Problem statement:
In full and without alteration, give the listing again.

Records for the task:
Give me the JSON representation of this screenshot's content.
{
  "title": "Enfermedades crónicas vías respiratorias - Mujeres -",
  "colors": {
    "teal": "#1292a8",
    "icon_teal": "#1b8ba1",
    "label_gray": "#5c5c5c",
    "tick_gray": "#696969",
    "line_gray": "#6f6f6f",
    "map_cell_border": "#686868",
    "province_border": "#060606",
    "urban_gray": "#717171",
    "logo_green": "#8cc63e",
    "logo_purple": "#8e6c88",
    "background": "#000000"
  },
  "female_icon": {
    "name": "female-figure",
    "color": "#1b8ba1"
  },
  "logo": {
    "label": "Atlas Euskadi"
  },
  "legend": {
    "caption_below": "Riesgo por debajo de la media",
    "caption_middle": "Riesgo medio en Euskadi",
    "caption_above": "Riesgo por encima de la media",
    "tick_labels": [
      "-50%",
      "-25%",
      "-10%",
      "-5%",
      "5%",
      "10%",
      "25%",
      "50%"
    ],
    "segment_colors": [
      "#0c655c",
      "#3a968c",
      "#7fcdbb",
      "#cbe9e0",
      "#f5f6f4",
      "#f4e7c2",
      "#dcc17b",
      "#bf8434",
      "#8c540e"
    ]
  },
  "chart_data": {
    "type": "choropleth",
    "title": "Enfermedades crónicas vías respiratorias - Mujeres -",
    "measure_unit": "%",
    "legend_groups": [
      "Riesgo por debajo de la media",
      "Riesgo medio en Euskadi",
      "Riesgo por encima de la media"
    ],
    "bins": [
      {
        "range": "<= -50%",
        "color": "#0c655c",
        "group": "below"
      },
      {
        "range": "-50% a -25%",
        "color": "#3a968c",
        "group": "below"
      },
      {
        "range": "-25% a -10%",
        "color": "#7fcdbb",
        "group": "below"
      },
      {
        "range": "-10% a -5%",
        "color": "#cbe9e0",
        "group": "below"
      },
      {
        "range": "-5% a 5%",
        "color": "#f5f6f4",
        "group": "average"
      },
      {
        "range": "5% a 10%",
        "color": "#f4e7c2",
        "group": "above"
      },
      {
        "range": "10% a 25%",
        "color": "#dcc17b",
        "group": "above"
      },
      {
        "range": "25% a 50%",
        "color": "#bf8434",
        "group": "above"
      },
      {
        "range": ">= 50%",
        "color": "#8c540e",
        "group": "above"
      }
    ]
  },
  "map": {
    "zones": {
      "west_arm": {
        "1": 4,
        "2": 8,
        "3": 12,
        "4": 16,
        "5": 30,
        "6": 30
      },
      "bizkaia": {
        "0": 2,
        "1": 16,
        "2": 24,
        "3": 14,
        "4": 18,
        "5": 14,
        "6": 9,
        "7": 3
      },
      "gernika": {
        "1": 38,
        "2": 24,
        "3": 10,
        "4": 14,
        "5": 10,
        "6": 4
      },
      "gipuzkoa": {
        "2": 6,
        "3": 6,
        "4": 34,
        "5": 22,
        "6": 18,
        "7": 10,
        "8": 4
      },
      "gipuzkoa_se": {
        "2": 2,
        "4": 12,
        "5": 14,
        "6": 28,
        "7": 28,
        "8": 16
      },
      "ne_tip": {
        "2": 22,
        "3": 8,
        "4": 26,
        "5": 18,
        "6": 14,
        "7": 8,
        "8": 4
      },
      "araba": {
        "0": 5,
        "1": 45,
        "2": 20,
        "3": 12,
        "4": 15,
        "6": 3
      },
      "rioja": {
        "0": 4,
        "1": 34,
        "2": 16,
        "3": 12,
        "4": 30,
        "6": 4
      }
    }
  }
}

Result for this exercise:
Give me the JSON representation of this screenshot's content.
{
  "title": "Enfermedades crónicas vías respiratorias - Mujeres -",
  "colors": {
    "teal": "#1292a8",
    "icon_teal": "#1b8ba1",
    "label_gray": "#5c5c5c",
    "tick_gray": "#696969",
    "line_gray": "#6f6f6f",
    "map_cell_border": "#686868",
    "province_border": "#060606",
    "urban_gray": "#717171",
    "logo_green": "#8cc63e",
    "logo_purple": "#8e6c88",
    "background": "#000000"
  },
  "female_icon": {
    "name": "female-figure",
    "color": "#1b8ba1"
  },
  "logo": {
    "label": "Atlas Euskadi"
  },
  "legend": {
    "caption_below": "Riesgo por debajo de la media",
    "caption_middle": "Riesgo medio en Euskadi",
    "caption_above": "Riesgo por encima de la media",
    "tick_labels": [
      "-50%",
      "-25%",
      "-10%",
      "-5%",
      "5%",
      "10%",
      "25%",
      "50%"
    ],
    "segment_colors": [
      "#0c655c",
      "#3a968c",
      "#7fcdbb",
      "#cbe9e0",
      "#f5f6f4",
      "#f4e7c2",
      "#dcc17b",
      "#bf8434",
      "#8c540e"
    ]
  },
  "chart_data": {
    "type": "choropleth",
    "title": "Enfermedades crónicas vías respiratorias - Mujeres -",
    "measure_unit": "%",
    "legend_groups": [
      "Riesgo por debajo de la media",
      "Riesgo medio en Euskadi",
      "Riesgo por encima de la media"
    ],
    "bins": [
      {
        "range": "<= -50%",
        "color": "#0c655c",
        "group": "below"
      },
      {
        "range": "-50% a -25%",
        "color": "#3a968c",
        "group": "below"
      },
      {
        "range": "-25% a -10%",
        "color": "#7fcdbb",
        "group": "below"
      },
      {
        "range": "-10% a -5%",
        "color": "#cbe9e0",
        "group": "below"
      },
      {
        "range": "-5% a 5%",
        "color": "#f5f6f4",
        "group": "average"
      },
      {
        "range": "5% a 10%",
        "color": "#f4e7c2",
        "group": "above"
      },
      {
        "range": "10% a 25%",
        "color": "#dcc17b",
        "group": "above"
      },
      {
        "range": "25% a 50%",
        "color": "#bf8434",
        "group": "above"
      },
      {
        "range": ">= 50%",
        "color": "#8c540e",
        "group": "above"
      }
    ]
  },
  "map": {
    "zones": {
      "west_arm": {
        "1": 4,
        "2": 8,
        "3": 12,
        "4": 16,
        "5": 30,
        "6": 30
      },
      "bizkaia": {
        "0": 2,
        "1": 16,
        "2": 24,
        "3": 14,
        "4": 18,
        "5": 14,
        "6": 9,
        "7": 3
      },
      "gernika": {
        "1": 38,
        "2": 24,
        "3": 10,
        "4": 14,
        "5": 10,
        "6": 4
      },
      "gipuzkoa": {
        "2": 6,
        "3": 6,
        "4": 34,
        "5": 22,
        "6": 18,
        "7": 10,
        "8": 4
      },
      "gipuzkoa_se": {
        "2": 2,
        "4": 12,
        "5": 14,
        "6": 28,
        "7": 28,
        "8": 16
      },
      "ne_tip": {
        "2": 22,
        "3": 8,
        "4": 26,
        "5": 18,
        "6": 14,
        "7": 8,
        "8": 4
      },
      "araba": {
        "0": 5,
        "1": 45,
        "2": 20,
        "3": 12,
        "4": 15,
        "6": 3
      },
      "rioja": {
        "0": 4,
        "1": 34,
        "2": 16,
        "3": 12,
        "4": 30,
        "6": 4
      }
    }
  }
}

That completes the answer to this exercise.